EXERCISE
Write out each entry again. Keep every word exactly as it is.

RECORD EXTRACTS
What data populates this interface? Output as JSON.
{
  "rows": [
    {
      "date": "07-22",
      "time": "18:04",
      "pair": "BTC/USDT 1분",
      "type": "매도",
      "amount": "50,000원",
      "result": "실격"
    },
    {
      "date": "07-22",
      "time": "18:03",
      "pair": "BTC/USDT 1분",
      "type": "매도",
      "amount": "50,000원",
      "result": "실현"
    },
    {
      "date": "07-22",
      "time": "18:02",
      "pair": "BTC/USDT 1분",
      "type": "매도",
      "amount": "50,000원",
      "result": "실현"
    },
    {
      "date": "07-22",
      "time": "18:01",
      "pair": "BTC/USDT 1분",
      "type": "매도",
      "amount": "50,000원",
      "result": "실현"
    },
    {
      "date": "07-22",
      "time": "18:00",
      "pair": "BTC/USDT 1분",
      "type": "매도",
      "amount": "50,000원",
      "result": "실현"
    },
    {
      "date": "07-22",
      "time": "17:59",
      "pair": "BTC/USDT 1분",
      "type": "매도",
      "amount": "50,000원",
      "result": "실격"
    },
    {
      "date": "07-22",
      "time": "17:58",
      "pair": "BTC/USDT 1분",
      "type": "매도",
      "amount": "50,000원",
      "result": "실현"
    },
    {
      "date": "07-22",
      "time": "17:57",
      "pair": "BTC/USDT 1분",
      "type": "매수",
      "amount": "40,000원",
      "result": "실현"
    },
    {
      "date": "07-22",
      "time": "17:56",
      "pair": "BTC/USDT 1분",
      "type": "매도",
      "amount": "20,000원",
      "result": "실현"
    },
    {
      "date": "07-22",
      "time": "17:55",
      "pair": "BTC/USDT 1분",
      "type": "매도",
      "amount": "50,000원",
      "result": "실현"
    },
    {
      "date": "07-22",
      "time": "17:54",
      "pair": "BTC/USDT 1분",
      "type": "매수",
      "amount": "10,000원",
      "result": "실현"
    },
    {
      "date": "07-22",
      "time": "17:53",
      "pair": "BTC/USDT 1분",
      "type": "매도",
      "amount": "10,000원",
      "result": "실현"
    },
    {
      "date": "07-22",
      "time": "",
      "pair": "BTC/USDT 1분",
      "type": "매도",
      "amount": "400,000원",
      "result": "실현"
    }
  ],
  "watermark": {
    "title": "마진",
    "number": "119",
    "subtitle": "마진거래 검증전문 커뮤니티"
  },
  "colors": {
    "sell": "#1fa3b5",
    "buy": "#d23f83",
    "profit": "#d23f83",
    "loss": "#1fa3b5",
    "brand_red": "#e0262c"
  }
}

FINAL RESULT
What data populates this interface? Output as JSON.
{
  "rows": [
    {
      "date": "07-22",
      "time": "18:04",
      "pair": "BTC/USDT 1분",
      "type": "매도",
      "amount": "50,000원",
      "result": "실격"
    },
    {
      "date": "07-22",
      "time": "18:03",
      "pair": "BTC/USDT 1분",
      "type": "매도",
      "amount": "50,000원",
      "result": "실현"
    },
    {
      "date": "07-22",
      "time": "18:02",
      "pair": "BTC/USDT 1분",
      "type": "매도",
      "amount": "50,000원",
      "result": "실현"
    },
    {
      "date": "07-22",
      "time": "18:01",
      "pair": "BTC/USDT 1분",
      "type": "매도",
      "amount": "50,000원",
      "result": "실현"
    },
    {
      "date": "07-22",
      "time": "18:00",
      "pair": "BTC/USDT 1분",
      "type": "매도",
      "amount": "50,000원",
      "result": "실현"
    },
    {
      "date": "07-22",
      "time": "17:59",
      "pair": "BTC/USDT 1분",
      "type": "매도",
      "amount": "50,000원",
      "result": "실격"
    },
    {
      "date": "07-22",
      "time": "17:58",
      "pair": "BTC/USDT 1분",
      "type": "매도",
      "amount": "50,000원",
      "result": "실현"
    },
    {
      "date": "07-22",
      "time": "17:57",
      "pair": "BTC/USDT 1분",
      "type": "매수",
      "amount": "40,000원",
      "result": "실현"
    },
    {
      "date": "07-22",
      "time": "17:56",
      "pair": "BTC/USDT 1분",
      "type": "매도",
      "amount": "20,000원",
      "result": "실현"
    },
    {
      "date": "07-22",
      "time": "17:55",
      "pair": "BTC/USDT 1분",
      "type": "매도",
      "amount": "50,000원",
      "result": "실현"
    },
    {
      "date": "07-22",
      "time": "17:54",
      "pair": "BTC/USDT 1분",
      "type": "매수",
      "amount": "10,000원",
      "result": "실현"
    },
    {
      "date": "07-22",
      "time": "17:53",
      "pair": "BTC/USDT 1분",
      "type": "매도",
      "amount": "10,000원",
      "result": "실현"
    },
    {
      "date": "07-22",
      "time": "",
      "pair": "BTC/USDT 1분",
      "type": "매도",
      "amount": "400,000원",
      "result": "실현"
    }
  ],
  "watermark": {
    "title": "마진",
    "number": "119",
    "subtitle": "마진거래 검증전문 커뮤니티"
  },
  "colors": {
    "sell": "#1fa3b5",
    "buy": "#d23f83",
    "profit": "#d23f83",
    "loss": "#1fa3b5",
    "brand_red": "#e0262c"
  }
}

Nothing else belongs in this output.